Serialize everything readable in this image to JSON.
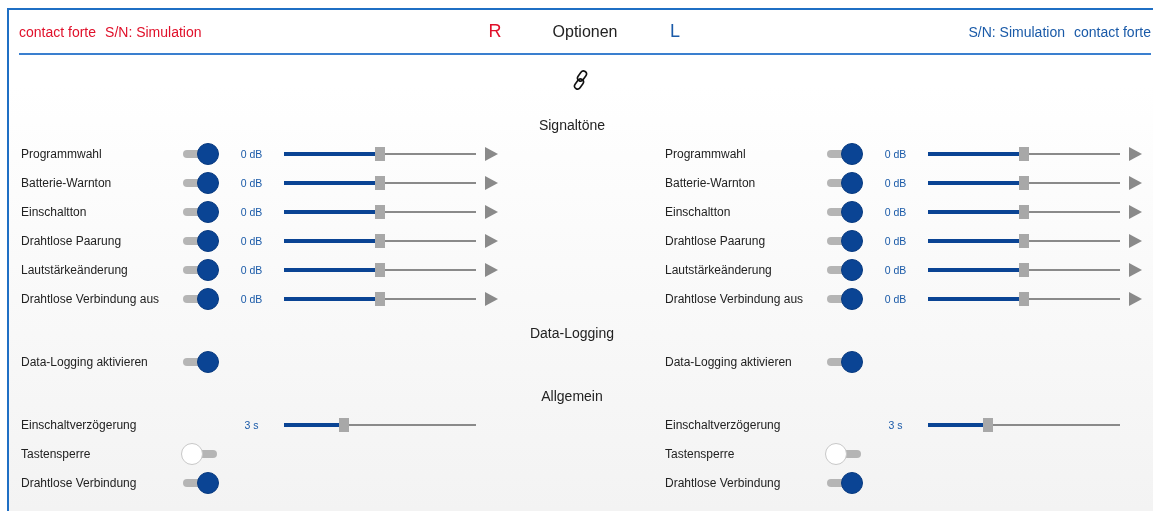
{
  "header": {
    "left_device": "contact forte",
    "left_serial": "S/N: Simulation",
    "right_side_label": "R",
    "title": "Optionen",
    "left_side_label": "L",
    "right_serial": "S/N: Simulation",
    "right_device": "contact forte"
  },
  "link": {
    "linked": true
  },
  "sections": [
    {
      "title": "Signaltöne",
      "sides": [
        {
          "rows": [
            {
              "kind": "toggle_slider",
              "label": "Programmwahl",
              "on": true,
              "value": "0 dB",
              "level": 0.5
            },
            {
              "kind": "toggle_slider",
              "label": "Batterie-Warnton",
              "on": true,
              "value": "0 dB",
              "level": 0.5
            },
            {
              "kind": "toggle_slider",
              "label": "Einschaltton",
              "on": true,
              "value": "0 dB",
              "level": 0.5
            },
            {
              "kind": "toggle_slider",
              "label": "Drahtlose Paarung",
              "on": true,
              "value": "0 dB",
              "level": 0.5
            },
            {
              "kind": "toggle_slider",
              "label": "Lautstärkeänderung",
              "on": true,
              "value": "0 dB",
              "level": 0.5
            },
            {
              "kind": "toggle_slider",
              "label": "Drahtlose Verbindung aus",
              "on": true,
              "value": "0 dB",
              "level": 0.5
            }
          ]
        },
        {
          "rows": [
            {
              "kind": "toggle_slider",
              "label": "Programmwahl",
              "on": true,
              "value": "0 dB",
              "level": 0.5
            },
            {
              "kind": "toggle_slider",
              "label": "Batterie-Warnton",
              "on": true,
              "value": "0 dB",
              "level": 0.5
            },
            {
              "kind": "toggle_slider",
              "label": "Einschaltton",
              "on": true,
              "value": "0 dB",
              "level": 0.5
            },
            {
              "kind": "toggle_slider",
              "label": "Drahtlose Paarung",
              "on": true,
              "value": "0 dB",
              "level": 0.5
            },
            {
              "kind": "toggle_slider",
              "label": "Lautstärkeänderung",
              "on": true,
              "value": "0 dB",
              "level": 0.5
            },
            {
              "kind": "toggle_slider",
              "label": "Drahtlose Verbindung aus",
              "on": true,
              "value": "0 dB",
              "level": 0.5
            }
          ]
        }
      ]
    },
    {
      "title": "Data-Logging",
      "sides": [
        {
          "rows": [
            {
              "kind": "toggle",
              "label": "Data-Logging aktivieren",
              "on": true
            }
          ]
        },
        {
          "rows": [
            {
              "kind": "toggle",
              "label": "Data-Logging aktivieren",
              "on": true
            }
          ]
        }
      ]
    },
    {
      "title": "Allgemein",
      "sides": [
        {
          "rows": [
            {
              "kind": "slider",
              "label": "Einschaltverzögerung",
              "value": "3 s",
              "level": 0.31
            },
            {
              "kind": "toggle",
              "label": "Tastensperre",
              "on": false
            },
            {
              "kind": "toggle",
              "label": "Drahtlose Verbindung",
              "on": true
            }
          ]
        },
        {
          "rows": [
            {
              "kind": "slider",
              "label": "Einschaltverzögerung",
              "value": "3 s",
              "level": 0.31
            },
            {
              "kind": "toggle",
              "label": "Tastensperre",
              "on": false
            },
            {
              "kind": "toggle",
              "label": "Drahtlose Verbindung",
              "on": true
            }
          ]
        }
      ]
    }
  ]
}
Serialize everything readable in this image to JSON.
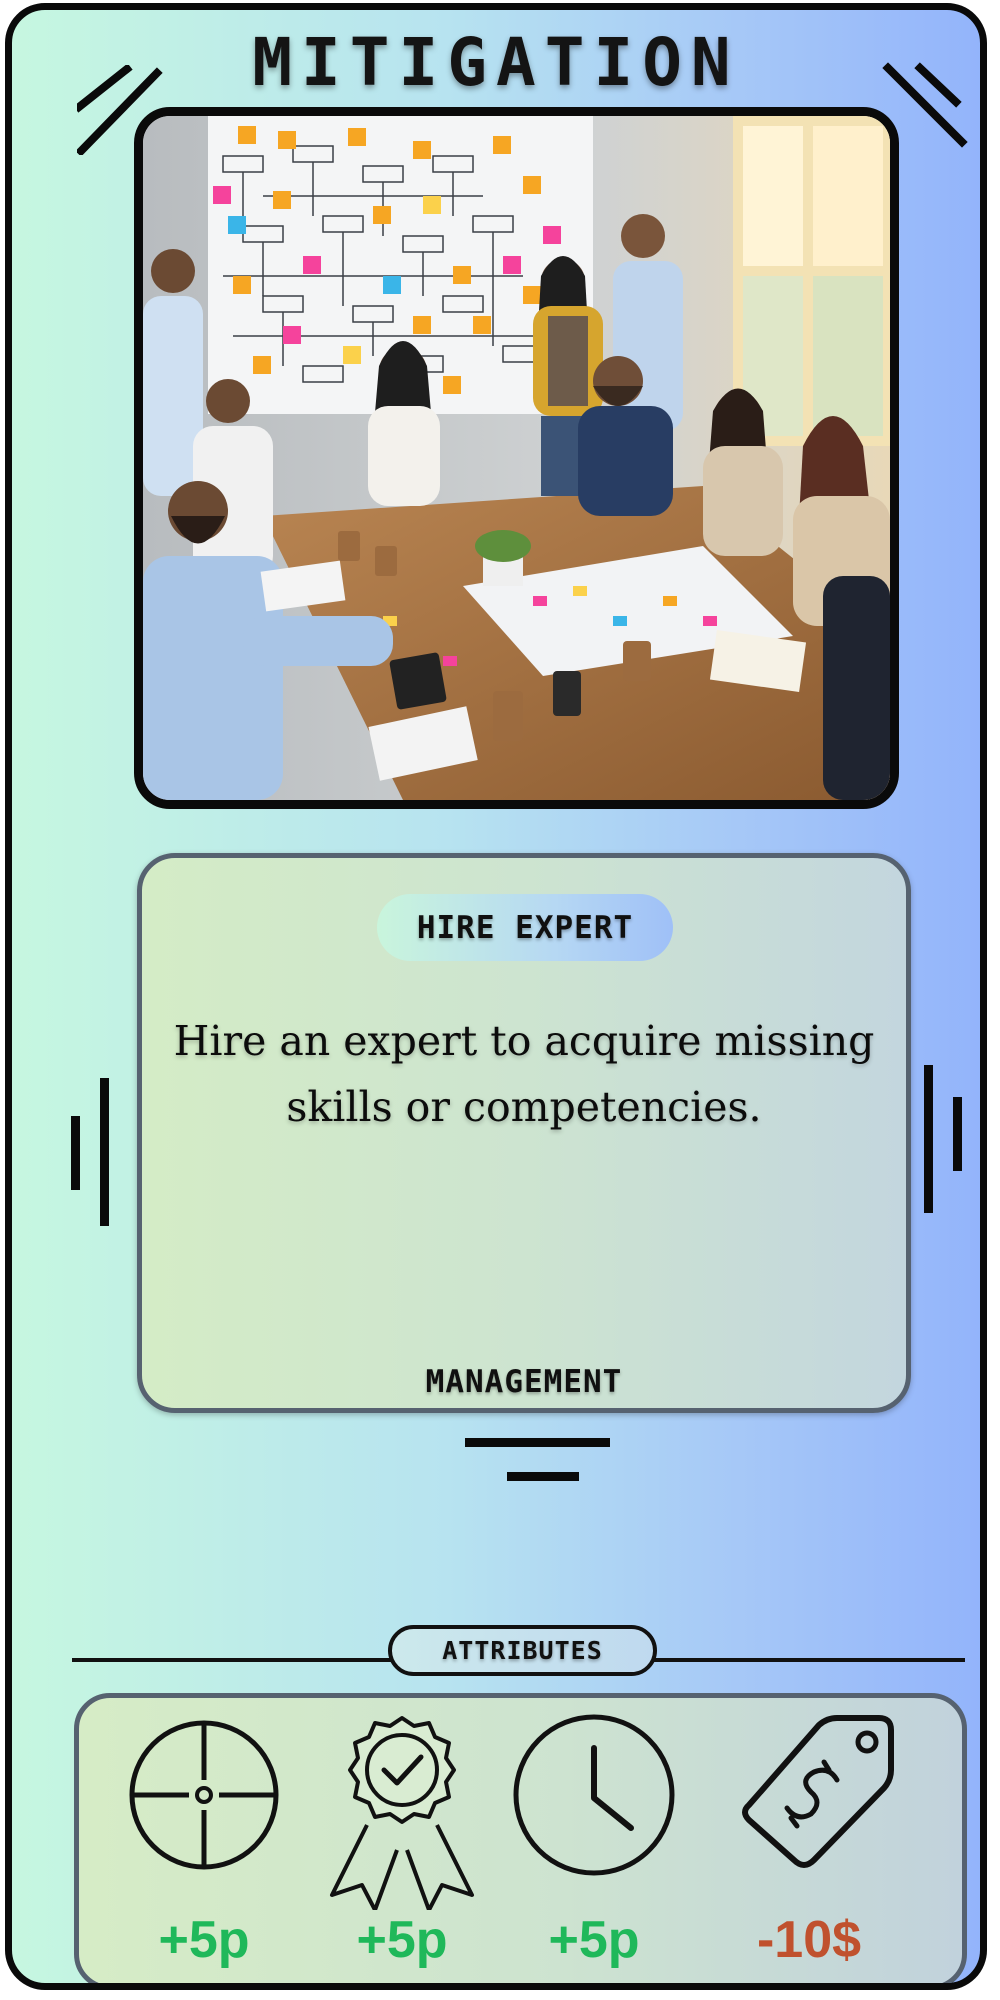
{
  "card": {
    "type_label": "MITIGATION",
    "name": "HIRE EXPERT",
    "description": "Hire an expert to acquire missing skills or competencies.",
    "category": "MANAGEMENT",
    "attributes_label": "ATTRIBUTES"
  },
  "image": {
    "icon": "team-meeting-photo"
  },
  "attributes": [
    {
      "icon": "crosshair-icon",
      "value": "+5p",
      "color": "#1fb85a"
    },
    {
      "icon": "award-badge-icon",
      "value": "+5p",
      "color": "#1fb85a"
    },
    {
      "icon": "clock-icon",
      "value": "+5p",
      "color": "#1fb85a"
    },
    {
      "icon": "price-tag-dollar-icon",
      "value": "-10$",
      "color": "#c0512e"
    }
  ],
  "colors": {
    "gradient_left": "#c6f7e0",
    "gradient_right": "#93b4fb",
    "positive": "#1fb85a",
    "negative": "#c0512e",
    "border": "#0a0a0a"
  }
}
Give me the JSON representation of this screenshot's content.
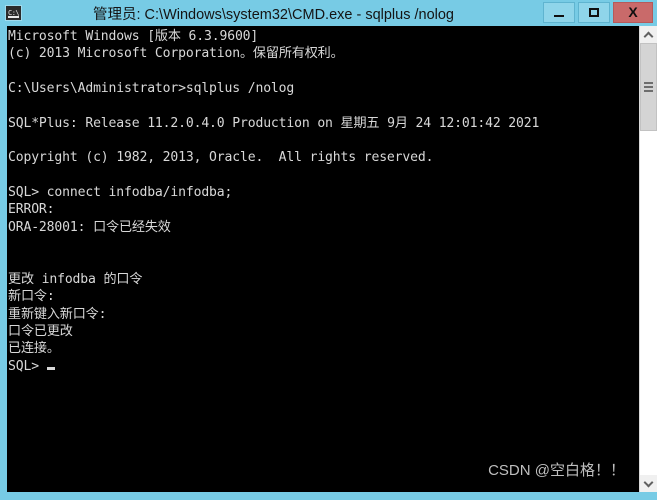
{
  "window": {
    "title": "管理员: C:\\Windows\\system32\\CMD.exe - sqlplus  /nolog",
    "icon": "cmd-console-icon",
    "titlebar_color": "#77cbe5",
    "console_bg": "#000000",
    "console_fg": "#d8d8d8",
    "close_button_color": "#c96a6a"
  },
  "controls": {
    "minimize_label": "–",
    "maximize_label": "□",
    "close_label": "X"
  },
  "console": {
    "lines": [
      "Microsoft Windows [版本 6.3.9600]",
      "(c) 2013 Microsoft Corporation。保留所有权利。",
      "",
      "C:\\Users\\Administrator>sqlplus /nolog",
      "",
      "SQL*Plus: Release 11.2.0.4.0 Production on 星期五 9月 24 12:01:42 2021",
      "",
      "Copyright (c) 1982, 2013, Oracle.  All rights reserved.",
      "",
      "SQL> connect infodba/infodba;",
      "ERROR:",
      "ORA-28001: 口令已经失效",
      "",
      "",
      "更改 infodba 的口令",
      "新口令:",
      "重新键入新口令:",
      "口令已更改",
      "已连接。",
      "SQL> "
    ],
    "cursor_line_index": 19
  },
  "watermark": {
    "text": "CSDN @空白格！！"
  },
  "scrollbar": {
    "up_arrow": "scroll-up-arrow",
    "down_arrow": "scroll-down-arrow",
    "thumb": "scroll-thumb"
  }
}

------------------------

__Challenge__. Select, from the listing, all lines that include the word "Windows".

__Written response__.
    "title": "管理员: C:\\Windows\\system32\\CMD.exe - sqlplus  /nolog",
      "Microsoft Windows [版本 6.3.9600]",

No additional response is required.